DATASET =
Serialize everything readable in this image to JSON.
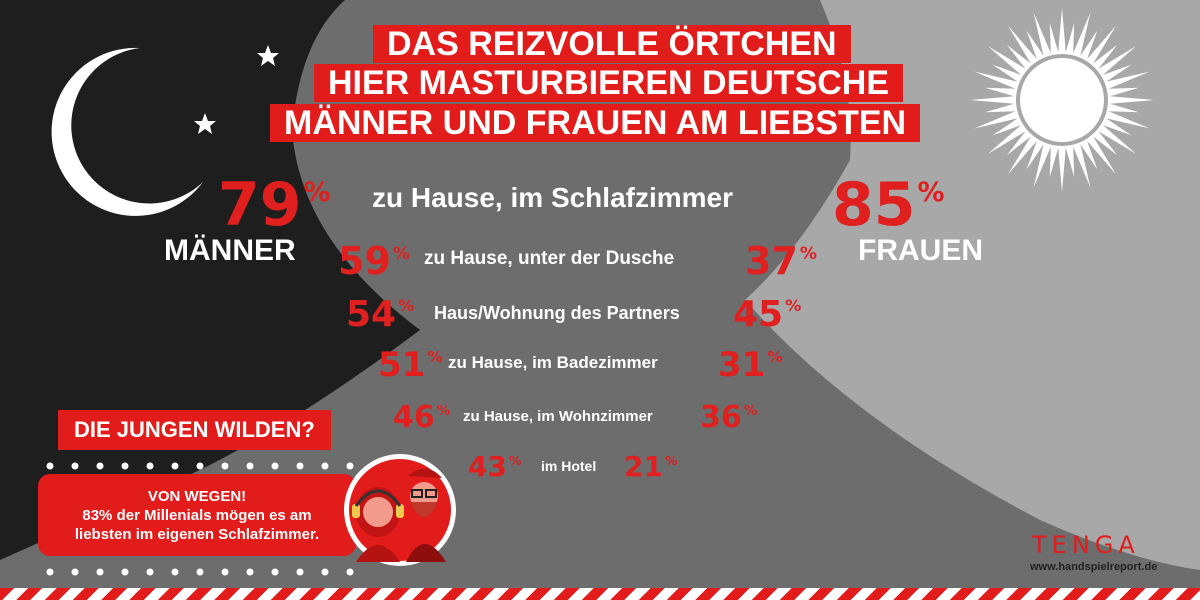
{
  "headline": {
    "line1": "Das reizvolle Örtchen",
    "line2": "Hier masturbieren Deutsche",
    "line3": "Männer und Frauen am liebsten"
  },
  "men": {
    "label": "MÄNNER"
  },
  "women": {
    "label": "FRAUEN"
  },
  "percent_sign": "%",
  "rows": [
    {
      "location": "zu Hause, im Schlafzimmer",
      "men": "79",
      "women": "85"
    },
    {
      "location": "zu Hause, unter der Dusche",
      "men": "59",
      "women": "37"
    },
    {
      "location": "Haus/Wohnung des Partners",
      "men": "54",
      "women": "45"
    },
    {
      "location": "zu Hause, im Badezimmer",
      "men": "51",
      "women": "31"
    },
    {
      "location": "zu Hause, im Wohnzimmer",
      "men": "46",
      "women": "36"
    },
    {
      "location": "im Hotel",
      "men": "43",
      "women": "21"
    }
  ],
  "callout": {
    "title": "DIE JUNGEN WILDEN?",
    "line1": "VON WEGEN!",
    "line2": "83% der Millenials mögen es am",
    "line3": "liebsten im eigenen Schlafzimmer."
  },
  "brand": {
    "logo": "TENGA",
    "website": "www.handspielreport.de"
  },
  "colors": {
    "accent_red": "#e21b1b",
    "night": "#1e1e1e",
    "middle": "#6d6d6e",
    "day": "#a8a8a9"
  },
  "icons": [
    "crescent-moon-icon",
    "star-icon",
    "sun-icon",
    "couple-avatar-icon"
  ]
}
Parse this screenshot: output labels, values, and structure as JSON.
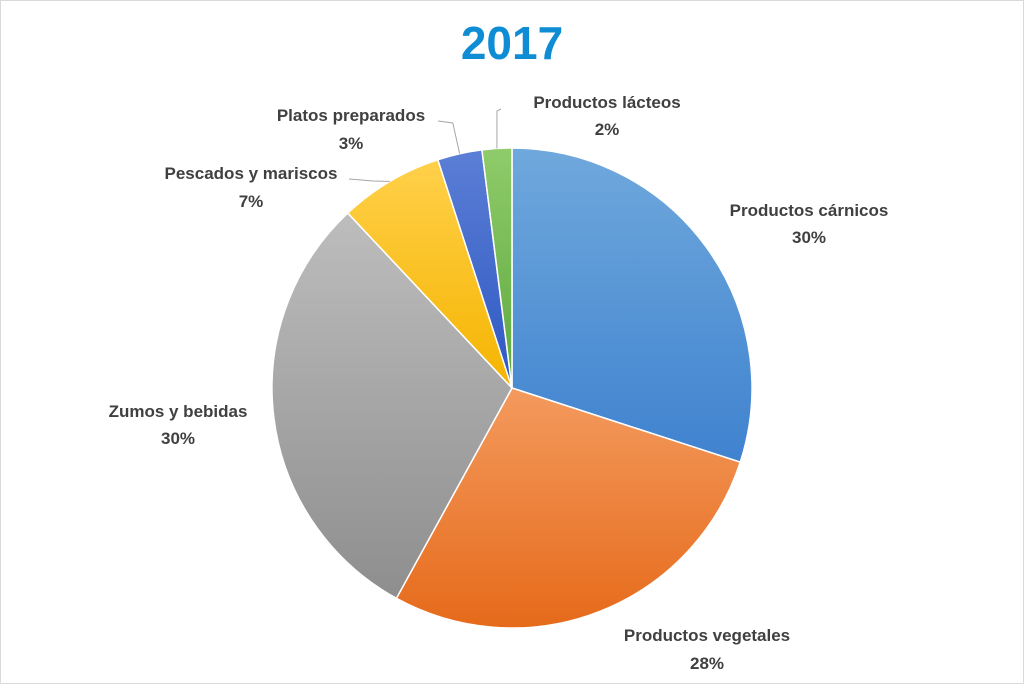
{
  "chart_data": {
    "type": "pie",
    "title": "2017",
    "title_color": "#0E8CD4",
    "slices": [
      {
        "name": "Productos cárnicos",
        "value": 30,
        "label": "30%",
        "color_light": "#6FA8DC",
        "color_dark": "#3F82CF"
      },
      {
        "name": "Productos vegetales",
        "value": 28,
        "label": "28%",
        "color_light": "#F39A5E",
        "color_dark": "#E66A1A"
      },
      {
        "name": "Zumos y bebidas",
        "value": 30,
        "label": "30%",
        "color_light": "#BDBDBD",
        "color_dark": "#8E8E8E"
      },
      {
        "name": "Pescados y mariscos",
        "value": 7,
        "label": "7%",
        "color_light": "#FFD04A",
        "color_dark": "#F5B400"
      },
      {
        "name": "Platos preparados",
        "value": 3,
        "label": "3%",
        "color_light": "#5B7FD6",
        "color_dark": "#2E57C2"
      },
      {
        "name": "Productos lácteos",
        "value": 2,
        "label": "2%",
        "color_light": "#8FCB6A",
        "color_dark": "#5EA83E"
      }
    ]
  }
}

WHAT YOU WILL DO =
Within the records, how many lines include "Productos"? The answer is the number and nothing else.

FINAL RESULT =
3